"""

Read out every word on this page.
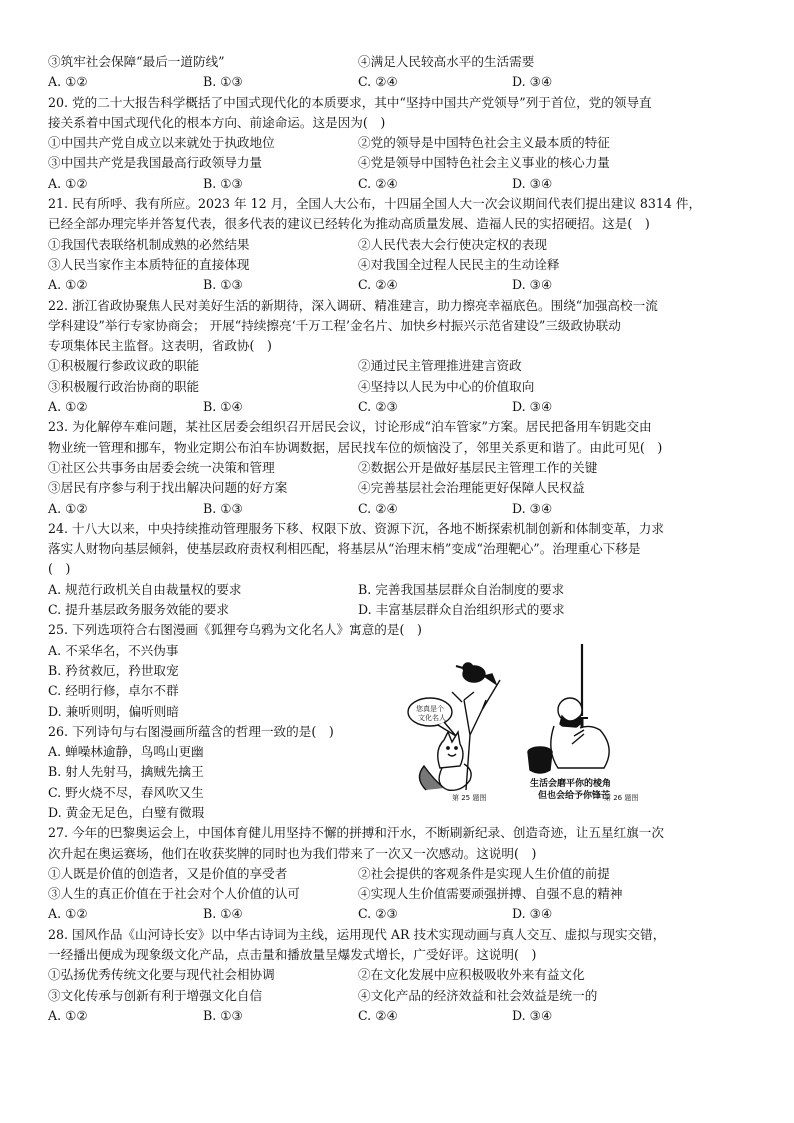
③筑牢社会保障“最后一道防线”	④满足人民较高水平的生活需要
A. ①②	B. ①③	C. ②④	D. ③④
20. 党的二十大报告科学概括了中国式现代化的本质要求，其中“坚持中国共产党领导”列于首位，党的领导直
接关系着中国式现代化的根本方向、前途命运。这是因为(　)
①中国共产党自成立以来就处于执政地位	②党的领导是中国特色社会主义最本质的特征
③中国共产党是我国最高行政领导力量	④党是领导中国特色社会主义事业的核心力量
A. ①②	B. ①③	C. ②④	D. ③④
21. 民有所呼、我有所应。2023 年 12 月，全国人大公布，十四届全国人大一次会议期间代表们提出建议 8314 件，
已经全部办理完毕并答复代表，很多代表的建议已经转化为推动高质量发展、造福人民的实招硬招。这是(　)
①我国代表联络机制成熟的必然结果	②人民代表大会行使决定权的表现
③人民当家作主本质特征的直接体现	④对我国全过程人民民主的生动诠释
A. ①②	B. ①③	C. ②④	D. ③④
22. 浙江省政协聚焦人民对美好生活的新期待，深入调研、精准建言，助力擦亮幸福底色。围绕“加强高校一流
学科建设”举行专家协商会； 开展“持续擦亮‘千万工程’金名片、加快乡村振兴示范省建设”三级政协联动
专项集体民主监督。这表明，省政协(　)
①积极履行参政议政的职能	②通过民主管理推进建言资政
③积极履行政治协商的职能	④坚持以人民为中心的价值取向
A. ①②	B. ①④	C. ②③	D. ③④
23. 为化解停车难问题，某社区居委会组织召开居民会议，讨论形成“泊车管家”方案。居民把备用车钥匙交由
物业统一管理和挪车，物业定期公布泊车协调数据，居民找车位的烦恼没了，邻里关系更和谐了。由此可见(　)
①社区公共事务由居委会统一决策和管理	②数据公开是做好基层民主管理工作的关键
③居民有序参与利于找出解决问题的好方案	④完善基层社会治理能更好保障人民权益
A. ①②	B. ①③	C. ②④	D. ③④
24. 十八大以来，中央持续推动管理服务下移、权限下放、资源下沉，各地不断探索机制创新和体制变革，力求
落实人财物向基层倾斜，使基层政府责权利相匹配，将基层从“治理末梢”变成“治理靶心”。治理重心下移是
(　)
A. 规范行政机关自由裁量权的要求	B. 完善我国基层群众自治制度的要求
C. 提升基层政务服务效能的要求	D. 丰富基层群众自治组织形式的要求
25. 下列选项符合右图漫画《狐狸夸乌鸦为文化名人》寓意的是(　)
A. 不采华名，不兴伪事
B. 矜贫救厄，矜世取宠
C. 经明行修，卓尔不群
D. 兼听则明，偏听则暗
26. 下列诗句与右图漫画所蕴含的哲理一致的是(　)
A. 蝉噪林逾静，鸟鸣山更幽
B. 射人先射马，擒贼先擒王
C. 野火烧不尽，春风吹又生
D. 黄金无足色，白璧有微瑕
27. 今年的巴黎奥运会上，中国体育健儿用坚持不懈的拼搏和汗水，不断刷新纪录、创造奇迹，让五星红旗一次
次升起在奥运赛场，他们在收获奖牌的同时也为我们带来了一次又一次感动。这说明(　)
①人既是价值的创造者，又是价值的享受者	②社会提供的客观条件是实现人生价值的前提
③人生的真正价值在于社会对个人价值的认可	④实现人生价值需要顽强拼搏、自强不息的精神
A. ①②	B. ①④	C. ②③	D. ③④
28. 国风作品《山河诗长安》以中华古诗词为主线，运用现代 AR 技术实现动画与真人交互、虚拟与现实交错，
一经播出便成为现象级文化产品，点击量和播放量呈爆发式增长，广受好评。这说明(　)
①弘扬优秀传统文化要与现代社会相协调	②在文化发展中应积极吸收外来有益文化
③文化传承与创新有利于增强文化自信	④文化产品的经济效益和社会效益是统一的
A. ①②	B. ①③	C. ②④	D. ③④
您真是个
文化名人
生活会磨平你的棱角
但也会给予你锋芒
第 25 题图	第 26 题图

"""

■ **WHAT THE TASK ASKS**
Transcribe the records above verbatim. Do not carry over any picture.

■ **FINAL RESULT**
Read out every word on this page.
③筑牢社会保障“最后一道防线”	④满足人民较高水平的生活需要
A. ①②	B. ①③	C. ②④	D. ③④
20. 党的二十大报告科学概括了中国式现代化的本质要求，其中“坚持中国共产党领导”列于首位，党的领导直
接关系着中国式现代化的根本方向、前途命运。这是因为(　)
①中国共产党自成立以来就处于执政地位	②党的领导是中国特色社会主义最本质的特征
③中国共产党是我国最高行政领导力量	④党是领导中国特色社会主义事业的核心力量
A. ①②	B. ①③	C. ②④	D. ③④
21. 民有所呼、我有所应。2023 年 12 月，全国人大公布，十四届全国人大一次会议期间代表们提出建议 8314 件，
已经全部办理完毕并答复代表，很多代表的建议已经转化为推动高质量发展、造福人民的实招硬招。这是(　)
①我国代表联络机制成熟的必然结果	②人民代表大会行使决定权的表现
③人民当家作主本质特征的直接体现	④对我国全过程人民民主的生动诠释
A. ①②	B. ①③	C. ②④	D. ③④
22. 浙江省政协聚焦人民对美好生活的新期待，深入调研、精准建言，助力擦亮幸福底色。围绕“加强高校一流
学科建设”举行专家协商会； 开展“持续擦亮‘千万工程’金名片、加快乡村振兴示范省建设”三级政协联动
专项集体民主监督。这表明，省政协(　)
①积极履行参政议政的职能	②通过民主管理推进建言资政
③积极履行政治协商的职能	④坚持以人民为中心的价值取向
A. ①②	B. ①④	C. ②③	D. ③④
23. 为化解停车难问题，某社区居委会组织召开居民会议，讨论形成“泊车管家”方案。居民把备用车钥匙交由
物业统一管理和挪车，物业定期公布泊车协调数据，居民找车位的烦恼没了，邻里关系更和谐了。由此可见(　)
①社区公共事务由居委会统一决策和管理	②数据公开是做好基层民主管理工作的关键
③居民有序参与利于找出解决问题的好方案	④完善基层社会治理能更好保障人民权益
A. ①②	B. ①③	C. ②④	D. ③④
24. 十八大以来，中央持续推动管理服务下移、权限下放、资源下沉，各地不断探索机制创新和体制变革，力求
落实人财物向基层倾斜，使基层政府责权利相匹配，将基层从“治理末梢”变成“治理靶心”。治理重心下移是
(　)
A. 规范行政机关自由裁量权的要求	B. 完善我国基层群众自治制度的要求
C. 提升基层政务服务效能的要求	D. 丰富基层群众自治组织形式的要求
25. 下列选项符合右图漫画《狐狸夸乌鸦为文化名人》寓意的是(　)
A. 不采华名，不兴伪事
B. 矜贫救厄，矜世取宠
C. 经明行修，卓尔不群
D. 兼听则明，偏听则暗
26. 下列诗句与右图漫画所蕴含的哲理一致的是(　)
A. 蝉噪林逾静，鸟鸣山更幽
B. 射人先射马，擒贼先擒王
C. 野火烧不尽，春风吹又生
D. 黄金无足色，白璧有微瑕
27. 今年的巴黎奥运会上，中国体育健儿用坚持不懈的拼搏和汗水，不断刷新纪录、创造奇迹，让五星红旗一次
次升起在奥运赛场，他们在收获奖牌的同时也为我们带来了一次又一次感动。这说明(　)
①人既是价值的创造者，又是价值的享受者	②社会提供的客观条件是实现人生价值的前提
③人生的真正价值在于社会对个人价值的认可	④实现人生价值需要顽强拼搏、自强不息的精神
A. ①②	B. ①④	C. ②③	D. ③④
28. 国风作品《山河诗长安》以中华古诗词为主线，运用现代 AR 技术实现动画与真人交互、虚拟与现实交错，
一经播出便成为现象级文化产品，点击量和播放量呈爆发式增长，广受好评。这说明(　)
①弘扬优秀传统文化要与现代社会相协调	②在文化发展中应积极吸收外来有益文化
③文化传承与创新有利于增强文化自信	④文化产品的经济效益和社会效益是统一的
A. ①②	B. ①③	C. ②④	D. ③④
您真是个
文化名人
生活会磨平你的棱角
但也会给予你锋芒
第 25 题图	第 26 题图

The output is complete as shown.